- **Goal**:
Restate, word for word, every line of the data.

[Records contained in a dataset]
--------------------

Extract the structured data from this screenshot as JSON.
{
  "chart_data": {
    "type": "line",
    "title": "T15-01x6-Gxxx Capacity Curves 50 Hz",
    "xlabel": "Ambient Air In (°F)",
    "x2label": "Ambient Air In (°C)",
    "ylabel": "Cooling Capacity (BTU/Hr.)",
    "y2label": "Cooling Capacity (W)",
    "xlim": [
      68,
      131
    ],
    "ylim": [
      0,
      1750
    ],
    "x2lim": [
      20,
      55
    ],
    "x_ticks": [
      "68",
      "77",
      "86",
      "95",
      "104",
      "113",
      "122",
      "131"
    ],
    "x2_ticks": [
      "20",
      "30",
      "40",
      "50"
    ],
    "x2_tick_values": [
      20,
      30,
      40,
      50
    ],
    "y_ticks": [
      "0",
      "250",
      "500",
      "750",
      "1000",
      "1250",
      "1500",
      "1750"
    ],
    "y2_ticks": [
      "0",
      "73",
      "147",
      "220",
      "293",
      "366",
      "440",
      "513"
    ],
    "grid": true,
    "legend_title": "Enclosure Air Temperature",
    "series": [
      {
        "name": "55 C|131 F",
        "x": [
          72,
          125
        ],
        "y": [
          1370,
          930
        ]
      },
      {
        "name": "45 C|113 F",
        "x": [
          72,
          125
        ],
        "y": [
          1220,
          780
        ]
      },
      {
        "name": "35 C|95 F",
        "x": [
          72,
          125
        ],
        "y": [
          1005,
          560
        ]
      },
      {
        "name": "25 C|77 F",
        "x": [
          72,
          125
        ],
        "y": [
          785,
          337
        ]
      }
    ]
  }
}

--------------------

- **Exercise output**:
Extract the structured data from this screenshot as JSON.
{
  "chart_data": {
    "type": "line",
    "title": "T15-01x6-Gxxx Capacity Curves 50 Hz",
    "xlabel": "Ambient Air In (°F)",
    "x2label": "Ambient Air In (°C)",
    "ylabel": "Cooling Capacity (BTU/Hr.)",
    "y2label": "Cooling Capacity (W)",
    "xlim": [
      68,
      131
    ],
    "ylim": [
      0,
      1750
    ],
    "x2lim": [
      20,
      55
    ],
    "x_ticks": [
      "68",
      "77",
      "86",
      "95",
      "104",
      "113",
      "122",
      "131"
    ],
    "x2_ticks": [
      "20",
      "30",
      "40",
      "50"
    ],
    "x2_tick_values": [
      20,
      30,
      40,
      50
    ],
    "y_ticks": [
      "0",
      "250",
      "500",
      "750",
      "1000",
      "1250",
      "1500",
      "1750"
    ],
    "y2_ticks": [
      "0",
      "73",
      "147",
      "220",
      "293",
      "366",
      "440",
      "513"
    ],
    "grid": true,
    "legend_title": "Enclosure Air Temperature",
    "series": [
      {
        "name": "55 C|131 F",
        "x": [
          72,
          125
        ],
        "y": [
          1370,
          930
        ]
      },
      {
        "name": "45 C|113 F",
        "x": [
          72,
          125
        ],
        "y": [
          1220,
          780
        ]
      },
      {
        "name": "35 C|95 F",
        "x": [
          72,
          125
        ],
        "y": [
          1005,
          560
        ]
      },
      {
        "name": "25 C|77 F",
        "x": [
          72,
          125
        ],
        "y": [
          785,
          337
        ]
      }
    ]
  }
}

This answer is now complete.